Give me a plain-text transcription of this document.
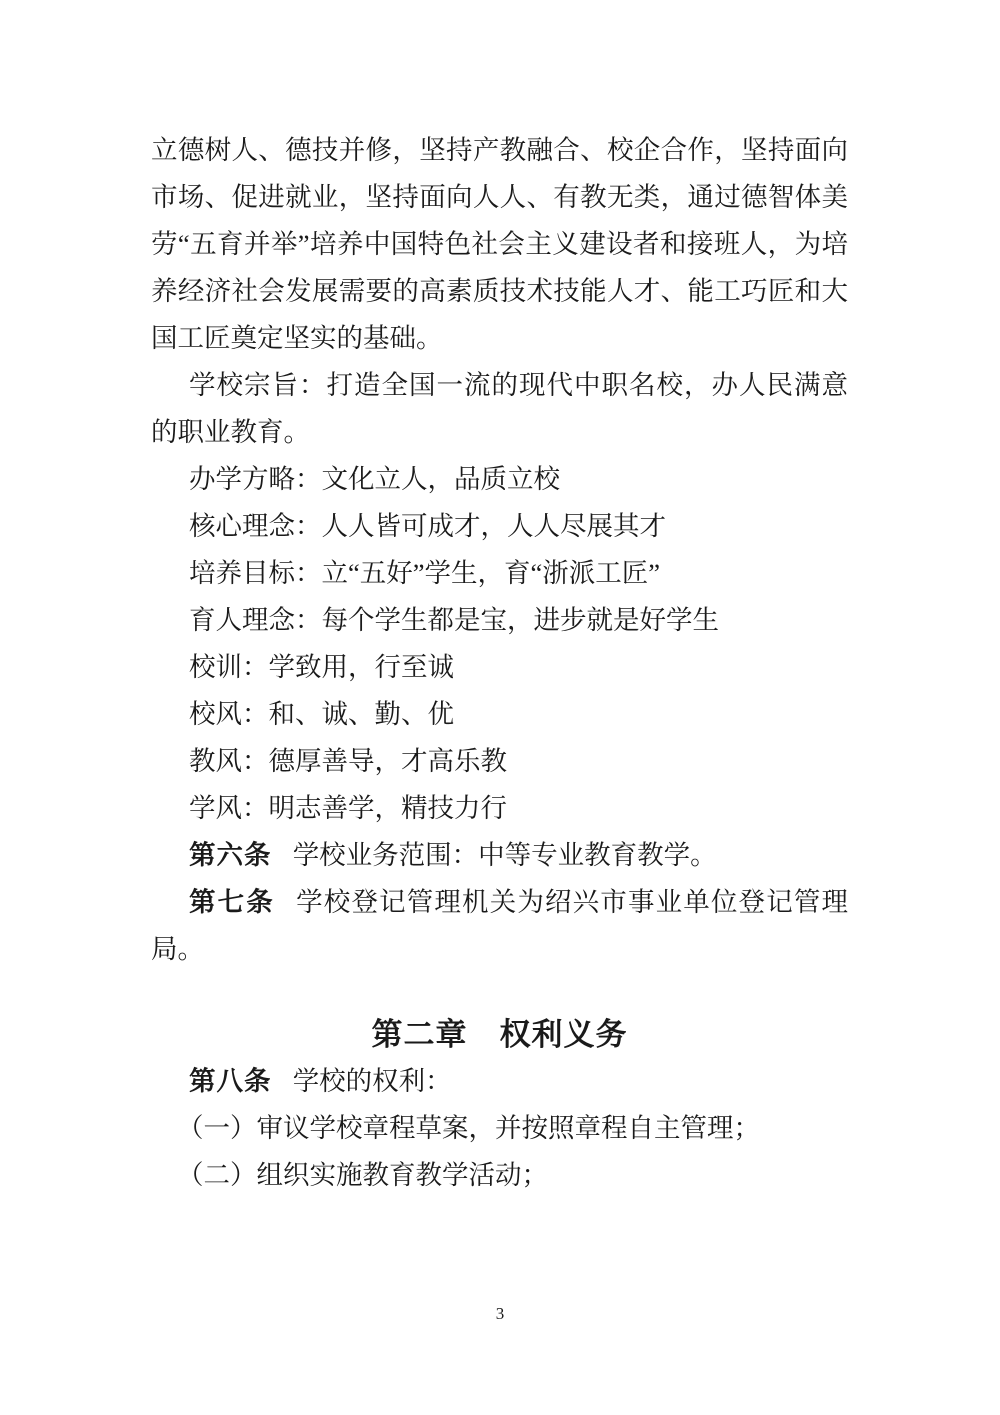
立德树人、德技并修，坚持产教融合、校企合作，坚持面向市场、促进就业，坚持面向人人、有教无类，通过德智体美劳“五育并举”培养中国特色社会主义建设者和接班人，为培养经济社会发展需要的高素质技术技能人才、能工巧匠和大国工匠奠定坚实的基础。

学校宗旨：打造全国一流的现代中职名校，办人民满意的职业教育。

办学方略：文化立人，品质立校

核心理念：人人皆可成才，人人尽展其才

培养目标：立“五好”学生，育“浙派工匠”

育人理念：每个学生都是宝，进步就是好学生

校训：学致用，行至诚

校风：和、诚、勤、优

教风：德厚善导，才高乐教

学风：明志善学，精技力行

第六条 学校业务范围：中等专业教育教学。

第七条 学校登记管理机关为绍兴市事业单位登记管理局。

第二章　权利义务

第八条 学校的权利：

（一）审议学校章程草案，并按照章程自主管理；

（二）组织实施教育教学活动；

3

■ Short problem ■
Copy out all the data without changing anything, and drop the pictures.

■ Result ■
Give me a plain-text transcription of this document.
立德树人、德技并修，坚持产教融合、校企合作，坚持面向市场、促进就业，坚持面向人人、有教无类，通过德智体美劳“五育并举”培养中国特色社会主义建设者和接班人，为培养经济社会发展需要的高素质技术技能人才、能工巧匠和大国工匠奠定坚实的基础。

学校宗旨：打造全国一流的现代中职名校，办人民满意的职业教育。

办学方略：文化立人，品质立校

核心理念：人人皆可成才，人人尽展其才

培养目标：立“五好”学生，育“浙派工匠”

育人理念：每个学生都是宝，进步就是好学生

校训：学致用，行至诚

校风：和、诚、勤、优

教风：德厚善导，才高乐教

学风：明志善学，精技力行

第六条 学校业务范围：中等专业教育教学。

第七条 学校登记管理机关为绍兴市事业单位登记管理局。

第二章　权利义务

第八条 学校的权利：

（一）审议学校章程草案，并按照章程自主管理；

（二）组织实施教育教学活动；

3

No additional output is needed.